Could you copy every line from the material below in which "image" appears?

Data entries

==========

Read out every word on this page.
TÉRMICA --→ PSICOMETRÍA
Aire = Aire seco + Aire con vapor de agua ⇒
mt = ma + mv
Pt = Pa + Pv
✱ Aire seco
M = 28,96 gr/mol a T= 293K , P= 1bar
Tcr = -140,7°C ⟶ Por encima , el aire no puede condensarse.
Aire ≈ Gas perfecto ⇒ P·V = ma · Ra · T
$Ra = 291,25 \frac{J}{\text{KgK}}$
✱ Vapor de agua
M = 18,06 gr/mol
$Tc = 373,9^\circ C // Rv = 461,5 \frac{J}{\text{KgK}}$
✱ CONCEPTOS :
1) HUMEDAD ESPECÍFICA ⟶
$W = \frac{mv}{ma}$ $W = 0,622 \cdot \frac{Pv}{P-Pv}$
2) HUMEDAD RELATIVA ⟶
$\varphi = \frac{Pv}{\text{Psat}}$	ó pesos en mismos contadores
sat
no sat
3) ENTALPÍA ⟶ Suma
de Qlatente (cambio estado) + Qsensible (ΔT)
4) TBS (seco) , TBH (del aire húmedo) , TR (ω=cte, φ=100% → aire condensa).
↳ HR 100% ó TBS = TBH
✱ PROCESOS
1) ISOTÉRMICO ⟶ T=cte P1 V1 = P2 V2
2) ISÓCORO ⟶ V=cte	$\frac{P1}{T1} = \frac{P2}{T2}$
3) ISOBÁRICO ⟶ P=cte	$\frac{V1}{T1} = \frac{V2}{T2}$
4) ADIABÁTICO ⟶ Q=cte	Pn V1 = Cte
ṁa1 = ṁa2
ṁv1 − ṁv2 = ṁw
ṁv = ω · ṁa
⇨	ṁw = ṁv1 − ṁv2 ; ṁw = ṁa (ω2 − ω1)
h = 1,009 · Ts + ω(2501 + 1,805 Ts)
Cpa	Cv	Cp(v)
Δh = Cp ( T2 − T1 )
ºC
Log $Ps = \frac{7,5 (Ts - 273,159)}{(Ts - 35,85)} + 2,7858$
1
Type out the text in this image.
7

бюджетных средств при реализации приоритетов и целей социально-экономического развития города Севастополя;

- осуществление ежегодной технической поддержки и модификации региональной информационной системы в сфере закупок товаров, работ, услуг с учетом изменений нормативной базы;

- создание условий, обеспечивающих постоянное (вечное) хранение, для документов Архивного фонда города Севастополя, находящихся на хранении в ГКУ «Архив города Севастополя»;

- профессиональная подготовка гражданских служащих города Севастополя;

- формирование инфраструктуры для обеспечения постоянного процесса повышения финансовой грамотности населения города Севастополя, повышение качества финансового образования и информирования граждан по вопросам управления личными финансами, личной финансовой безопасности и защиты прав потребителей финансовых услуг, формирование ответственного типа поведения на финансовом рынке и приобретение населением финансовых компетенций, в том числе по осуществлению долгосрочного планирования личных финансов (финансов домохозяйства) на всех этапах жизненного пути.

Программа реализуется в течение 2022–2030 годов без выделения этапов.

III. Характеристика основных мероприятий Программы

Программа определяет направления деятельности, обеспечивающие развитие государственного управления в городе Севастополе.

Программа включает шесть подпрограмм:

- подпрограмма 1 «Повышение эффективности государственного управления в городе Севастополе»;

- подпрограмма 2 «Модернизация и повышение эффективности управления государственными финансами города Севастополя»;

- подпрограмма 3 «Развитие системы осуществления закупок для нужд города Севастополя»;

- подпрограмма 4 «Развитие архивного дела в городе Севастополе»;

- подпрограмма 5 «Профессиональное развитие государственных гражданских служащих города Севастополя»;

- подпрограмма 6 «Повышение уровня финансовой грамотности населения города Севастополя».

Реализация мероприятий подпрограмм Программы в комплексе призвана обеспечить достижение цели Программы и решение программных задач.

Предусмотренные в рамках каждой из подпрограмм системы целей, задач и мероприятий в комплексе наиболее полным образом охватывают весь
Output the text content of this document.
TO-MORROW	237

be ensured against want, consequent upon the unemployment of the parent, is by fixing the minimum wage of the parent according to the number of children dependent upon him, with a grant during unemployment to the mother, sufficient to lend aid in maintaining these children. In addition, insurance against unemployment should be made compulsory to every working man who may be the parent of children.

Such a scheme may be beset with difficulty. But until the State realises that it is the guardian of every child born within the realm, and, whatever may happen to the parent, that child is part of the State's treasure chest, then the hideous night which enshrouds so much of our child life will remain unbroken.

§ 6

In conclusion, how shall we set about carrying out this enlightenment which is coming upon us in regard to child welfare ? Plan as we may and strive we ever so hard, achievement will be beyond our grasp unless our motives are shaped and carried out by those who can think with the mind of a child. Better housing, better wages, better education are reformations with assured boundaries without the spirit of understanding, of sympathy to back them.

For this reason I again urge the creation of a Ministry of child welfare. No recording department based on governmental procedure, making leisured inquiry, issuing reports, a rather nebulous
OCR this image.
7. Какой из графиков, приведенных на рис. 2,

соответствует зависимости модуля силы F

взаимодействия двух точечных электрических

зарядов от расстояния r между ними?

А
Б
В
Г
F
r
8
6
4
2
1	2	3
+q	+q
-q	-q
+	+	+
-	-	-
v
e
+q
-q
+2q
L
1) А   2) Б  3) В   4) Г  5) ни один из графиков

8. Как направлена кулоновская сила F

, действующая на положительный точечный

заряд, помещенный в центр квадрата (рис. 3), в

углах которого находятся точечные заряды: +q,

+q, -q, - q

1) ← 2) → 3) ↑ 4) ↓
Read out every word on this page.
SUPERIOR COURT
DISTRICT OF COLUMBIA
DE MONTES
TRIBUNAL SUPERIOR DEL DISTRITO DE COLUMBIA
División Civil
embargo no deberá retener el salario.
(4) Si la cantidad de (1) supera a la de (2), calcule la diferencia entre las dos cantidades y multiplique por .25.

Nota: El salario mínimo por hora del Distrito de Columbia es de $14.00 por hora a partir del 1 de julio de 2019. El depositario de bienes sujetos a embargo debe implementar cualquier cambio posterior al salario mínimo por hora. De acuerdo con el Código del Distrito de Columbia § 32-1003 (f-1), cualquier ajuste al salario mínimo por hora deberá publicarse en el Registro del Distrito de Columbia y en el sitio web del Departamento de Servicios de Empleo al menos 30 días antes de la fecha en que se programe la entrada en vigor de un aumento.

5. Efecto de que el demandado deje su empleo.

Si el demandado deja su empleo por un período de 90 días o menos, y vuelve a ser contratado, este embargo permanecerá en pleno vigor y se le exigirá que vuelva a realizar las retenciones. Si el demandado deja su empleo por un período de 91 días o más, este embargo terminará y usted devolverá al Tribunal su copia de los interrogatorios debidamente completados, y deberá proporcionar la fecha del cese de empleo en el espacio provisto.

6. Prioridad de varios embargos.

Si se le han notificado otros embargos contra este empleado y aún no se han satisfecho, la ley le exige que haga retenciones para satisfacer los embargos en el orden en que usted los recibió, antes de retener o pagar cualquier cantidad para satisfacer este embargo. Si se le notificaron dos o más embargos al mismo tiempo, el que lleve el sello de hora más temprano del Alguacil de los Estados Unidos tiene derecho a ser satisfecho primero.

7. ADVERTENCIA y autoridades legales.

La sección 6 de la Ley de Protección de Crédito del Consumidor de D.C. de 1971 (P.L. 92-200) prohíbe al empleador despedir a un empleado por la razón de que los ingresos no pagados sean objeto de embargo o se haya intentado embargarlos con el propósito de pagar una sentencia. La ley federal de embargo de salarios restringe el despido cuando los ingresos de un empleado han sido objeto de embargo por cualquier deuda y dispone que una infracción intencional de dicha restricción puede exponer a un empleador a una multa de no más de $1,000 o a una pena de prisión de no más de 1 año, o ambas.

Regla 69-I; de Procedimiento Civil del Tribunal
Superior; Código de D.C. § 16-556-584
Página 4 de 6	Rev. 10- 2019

==========

*Written response*:
Type out the text in this image.
OCR this image.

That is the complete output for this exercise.